(Stored records)
══════

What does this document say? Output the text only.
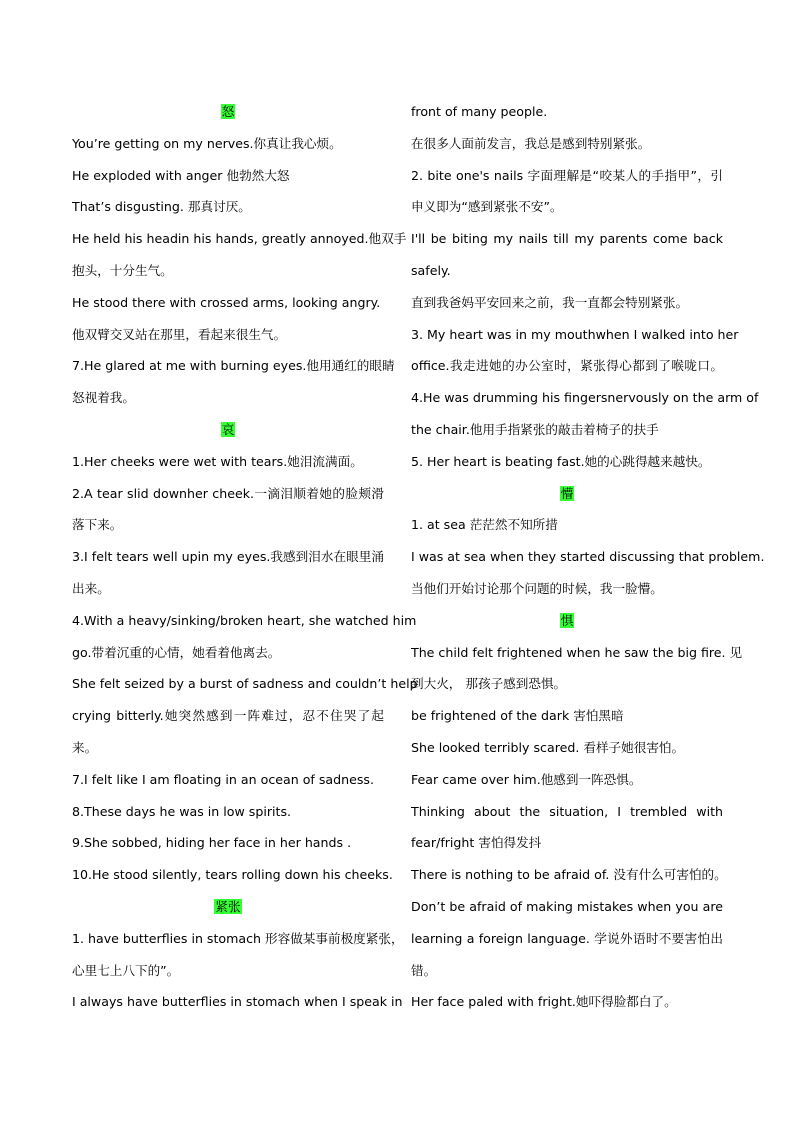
怒
You’re getting on my nerves.你真让我心烦。
He exploded with anger 他勃然大怒
That’s disgusting. 那真讨厌。
He held his headin his hands, greatly annoyed.他双手
抱头，十分生气。
He stood there with crossed arms, looking angry.
他双臂交叉站在那里，看起来很生气。
7.He glared at me with burning eyes.他用通红的眼睛
怒视着我。
哀
1.Her cheeks were wet with tears.她泪流满面。
2.A tear slid downher cheek.一滴泪顺着她的脸颊滑
落下来。
3.I felt tears well upin my eyes.我感到泪水在眼里涌
出来。
4.With a heavy/sinking/broken heart, she watched him
go.带着沉重的心情，她看着他离去。
She felt seized by a burst of sadness and couldn’t help
crying bitterly.她突然感到一阵难过，忍不住哭了起
来。
7.I felt like I am floating in an ocean of sadness.
8.These days he was in low spirits.
9.She sobbed, hiding her face in her hands .
10.He stood silently, tears rolling down his cheeks.
紧张
1. have butterflies in stomach 形容做某事前极度紧张，
心里七上八下的”。
I always have butterflies in stomach when I speak in
front of many people.
在很多人面前发言，我总是感到特别紧张。
2. bite one's nails 字面理解是“咬某人的手指甲”，引
申义即为“感到紧张不安”。
I'll be biting my nails till my parents come back
safely.
直到我爸妈平安回来之前，我一直都会特别紧张。
3. My heart was in my mouthwhen I walked into her
office.我走进她的办公室时，紧张得心都到了喉咙口。
4.He was drumming his fingersnervously on the arm of
the chair.他用手指紧张的敲击着椅子的扶手
5. Her heart is beating fast.她的心跳得越来越快。
懵
1. at sea 茫茫然不知所措
I was at sea when they started discussing that problem.
当他们开始讨论那个问题的时候，我一脸懵。
惧
The child felt frightened when he saw the big fire. 见
到大火， 那孩子感到恐惧。
be frightened of the dark 害怕黑暗
She looked terribly scared. 看样子她很害怕。
Fear came over him.他感到一阵恐惧。
Thinking about the situation, I trembled with
fear/fright 害怕得发抖
There is nothing to be afraid of. 没有什么可害怕的。
Don’t be afraid of making mistakes when you are
learning a foreign language. 学说外语时不要害怕出
错。
Her face paled with fright.她吓得脸都白了。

══════

» **WHAT IS REQUIRED**: Copy the listing in full and without alteration, omitting every picture.

» **EXERCISE ANSWER**:
What does this document say? Output the text only.
怒
You’re getting on my nerves.你真让我心烦。
He exploded with anger 他勃然大怒
That’s disgusting. 那真讨厌。
He held his headin his hands, greatly annoyed.他双手
抱头，十分生气。
He stood there with crossed arms, looking angry.
他双臂交叉站在那里，看起来很生气。
7.He glared at me with burning eyes.他用通红的眼睛
怒视着我。
哀
1.Her cheeks were wet with tears.她泪流满面。
2.A tear slid downher cheek.一滴泪顺着她的脸颊滑
落下来。
3.I felt tears well upin my eyes.我感到泪水在眼里涌
出来。
4.With a heavy/sinking/broken heart, she watched him
go.带着沉重的心情，她看着他离去。
She felt seized by a burst of sadness and couldn’t help
crying bitterly.她突然感到一阵难过，忍不住哭了起
来。
7.I felt like I am floating in an ocean of sadness.
8.These days he was in low spirits.
9.She sobbed, hiding her face in her hands .
10.He stood silently, tears rolling down his cheeks.
紧张
1. have butterflies in stomach 形容做某事前极度紧张，
心里七上八下的”。
I always have butterflies in stomach when I speak in
front of many people.
在很多人面前发言，我总是感到特别紧张。
2. bite one's nails 字面理解是“咬某人的手指甲”，引
申义即为“感到紧张不安”。
I'll be biting my nails till my parents come back
safely.
直到我爸妈平安回来之前，我一直都会特别紧张。
3. My heart was in my mouthwhen I walked into her
office.我走进她的办公室时，紧张得心都到了喉咙口。
4.He was drumming his fingersnervously on the arm of
the chair.他用手指紧张的敲击着椅子的扶手
5. Her heart is beating fast.她的心跳得越来越快。
懵
1. at sea 茫茫然不知所措
I was at sea when they started discussing that problem.
当他们开始讨论那个问题的时候，我一脸懵。
惧
The child felt frightened when he saw the big fire. 见
到大火， 那孩子感到恐惧。
be frightened of the dark 害怕黑暗
She looked terribly scared. 看样子她很害怕。
Fear came over him.他感到一阵恐惧。
Thinking about the situation, I trembled with
fear/fright 害怕得发抖
There is nothing to be afraid of. 没有什么可害怕的。
Don’t be afraid of making mistakes when you are
learning a foreign language. 学说外语时不要害怕出
错。
Her face paled with fright.她吓得脸都白了。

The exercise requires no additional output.